• **The request**: Repeat exactly the lines beginning at the one that contains "Transcribe the text in this document." and running to the end of the material. Omit the pictures.

• **Listing**:
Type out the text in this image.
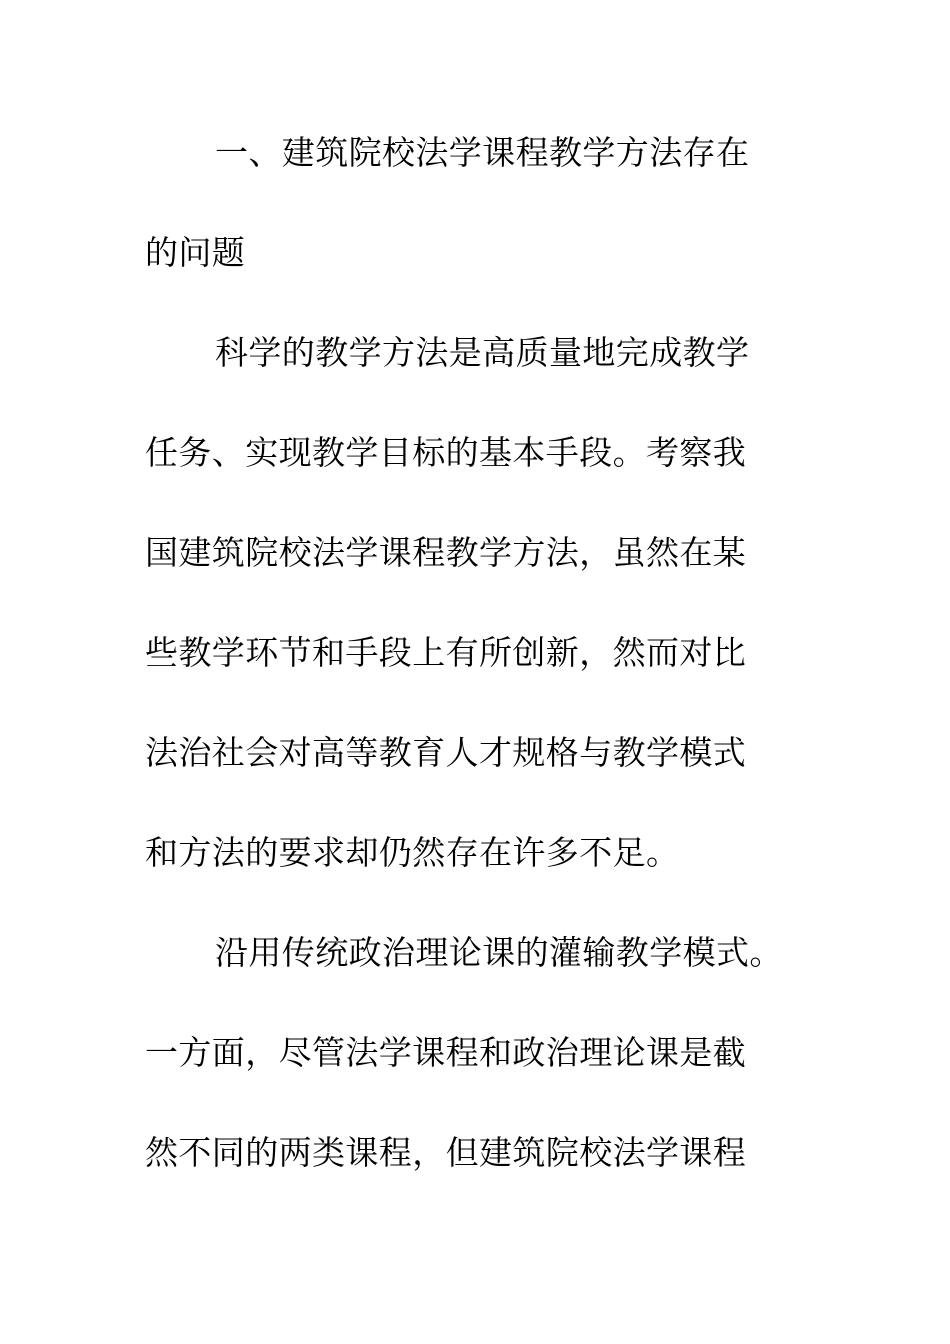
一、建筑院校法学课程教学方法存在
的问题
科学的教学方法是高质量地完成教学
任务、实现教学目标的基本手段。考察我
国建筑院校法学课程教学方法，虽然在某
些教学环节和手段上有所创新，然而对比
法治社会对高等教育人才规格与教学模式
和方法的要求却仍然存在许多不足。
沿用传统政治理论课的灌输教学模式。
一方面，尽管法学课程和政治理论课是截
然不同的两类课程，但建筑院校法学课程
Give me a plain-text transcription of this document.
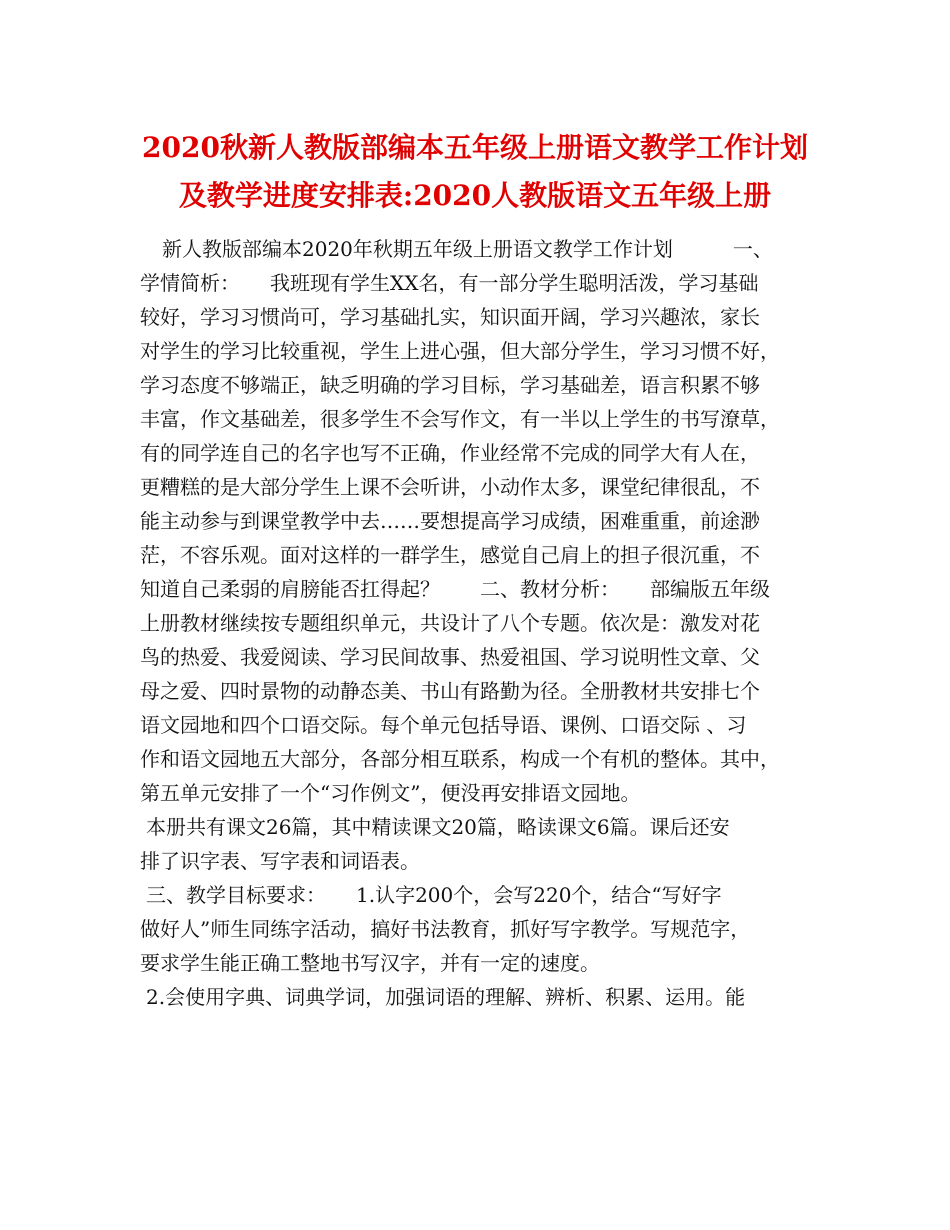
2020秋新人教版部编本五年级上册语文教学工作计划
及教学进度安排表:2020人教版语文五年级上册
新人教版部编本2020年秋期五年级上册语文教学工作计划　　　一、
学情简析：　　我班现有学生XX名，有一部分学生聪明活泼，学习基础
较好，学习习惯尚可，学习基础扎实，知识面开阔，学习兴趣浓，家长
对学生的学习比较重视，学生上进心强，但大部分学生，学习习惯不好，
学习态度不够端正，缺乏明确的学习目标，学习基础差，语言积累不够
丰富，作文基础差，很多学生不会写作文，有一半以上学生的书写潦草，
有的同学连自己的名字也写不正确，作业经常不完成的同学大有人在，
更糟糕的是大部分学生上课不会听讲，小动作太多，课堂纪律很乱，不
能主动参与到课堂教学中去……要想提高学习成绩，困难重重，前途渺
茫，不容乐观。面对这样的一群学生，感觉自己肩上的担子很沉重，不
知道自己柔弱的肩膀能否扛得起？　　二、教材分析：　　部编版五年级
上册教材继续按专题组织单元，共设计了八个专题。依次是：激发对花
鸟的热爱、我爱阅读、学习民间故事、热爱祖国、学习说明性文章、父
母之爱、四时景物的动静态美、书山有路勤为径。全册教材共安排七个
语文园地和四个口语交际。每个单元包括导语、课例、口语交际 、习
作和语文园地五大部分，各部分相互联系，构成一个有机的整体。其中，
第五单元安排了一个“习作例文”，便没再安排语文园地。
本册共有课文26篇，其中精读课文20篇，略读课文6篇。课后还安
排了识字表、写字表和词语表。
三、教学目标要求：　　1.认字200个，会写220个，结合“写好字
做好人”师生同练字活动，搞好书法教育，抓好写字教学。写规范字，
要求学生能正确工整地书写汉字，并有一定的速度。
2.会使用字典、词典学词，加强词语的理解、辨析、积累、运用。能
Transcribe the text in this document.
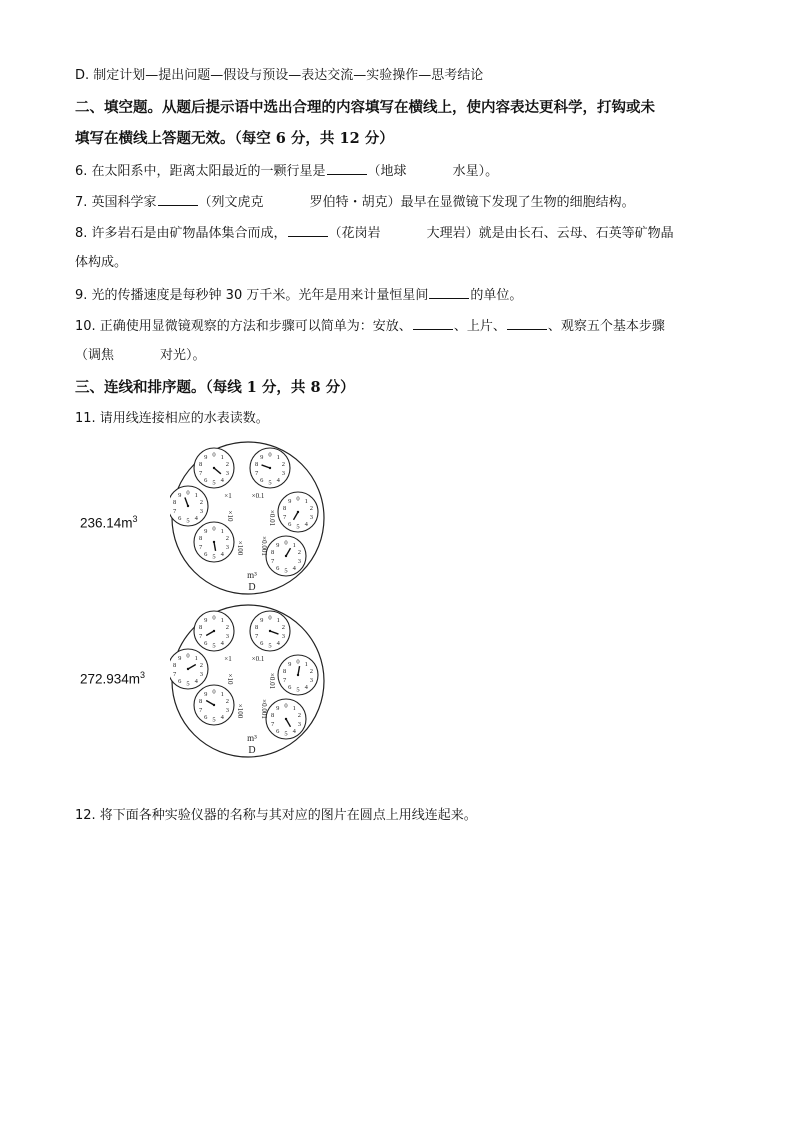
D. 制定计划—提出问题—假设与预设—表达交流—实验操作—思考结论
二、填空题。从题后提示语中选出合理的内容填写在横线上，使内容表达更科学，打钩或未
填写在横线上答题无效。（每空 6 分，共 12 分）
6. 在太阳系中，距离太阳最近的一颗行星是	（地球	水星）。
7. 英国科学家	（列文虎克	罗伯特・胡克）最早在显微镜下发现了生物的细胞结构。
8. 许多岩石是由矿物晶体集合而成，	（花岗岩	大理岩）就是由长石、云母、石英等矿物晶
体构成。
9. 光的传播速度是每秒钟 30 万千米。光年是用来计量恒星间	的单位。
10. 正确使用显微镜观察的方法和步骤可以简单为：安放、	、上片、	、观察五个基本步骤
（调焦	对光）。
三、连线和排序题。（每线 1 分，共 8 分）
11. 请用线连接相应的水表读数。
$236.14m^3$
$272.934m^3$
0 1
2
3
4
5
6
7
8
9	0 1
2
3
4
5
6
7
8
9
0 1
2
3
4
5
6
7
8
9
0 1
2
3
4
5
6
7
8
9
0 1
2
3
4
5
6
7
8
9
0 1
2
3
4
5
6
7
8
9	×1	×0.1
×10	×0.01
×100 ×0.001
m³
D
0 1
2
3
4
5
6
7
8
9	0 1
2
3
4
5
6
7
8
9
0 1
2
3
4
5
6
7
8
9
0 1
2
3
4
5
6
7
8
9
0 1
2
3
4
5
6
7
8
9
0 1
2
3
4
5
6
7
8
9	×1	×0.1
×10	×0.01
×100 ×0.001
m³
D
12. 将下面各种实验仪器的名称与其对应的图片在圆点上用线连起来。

• **Output**:
Transcribe the text in this document.
D. 制定计划—提出问题—假设与预设—表达交流—实验操作—思考结论
二、填空题。从题后提示语中选出合理的内容填写在横线上，使内容表达更科学，打钩或未
填写在横线上答题无效。（每空 6 分，共 12 分）
6. 在太阳系中，距离太阳最近的一颗行星是	（地球	水星）。
7. 英国科学家	（列文虎克	罗伯特・胡克）最早在显微镜下发现了生物的细胞结构。
8. 许多岩石是由矿物晶体集合而成，	（花岗岩	大理岩）就是由长石、云母、石英等矿物晶
体构成。
9. 光的传播速度是每秒钟 30 万千米。光年是用来计量恒星间	的单位。
10. 正确使用显微镜观察的方法和步骤可以简单为：安放、	、上片、	、观察五个基本步骤
（调焦	对光）。
三、连线和排序题。（每线 1 分，共 8 分）
11. 请用线连接相应的水表读数。
$236.14m^3$
$272.934m^3$
0 1
2
3
4
5
6
7
8
9	0 1
2
3
4
5
6
7
8
9
0 1
2
3
4
5
6
7
8
9
0 1
2
3
4
5
6
7
8
9
0 1
2
3
4
5
6
7
8
9
0 1
2
3
4
5
6
7
8
9	×1	×0.1
×10	×0.01
×100 ×0.001
m³
D
0 1
2
3
4
5
6
7
8
9	0 1
2
3
4
5
6
7
8
9
0 1
2
3
4
5
6
7
8
9
0 1
2
3
4
5
6
7
8
9
0 1
2
3
4
5
6
7
8
9
0 1
2
3
4
5
6
7
8
9	×1	×0.1
×10	×0.01
×100 ×0.001
m³
D
12. 将下面各种实验仪器的名称与其对应的图片在圆点上用线连起来。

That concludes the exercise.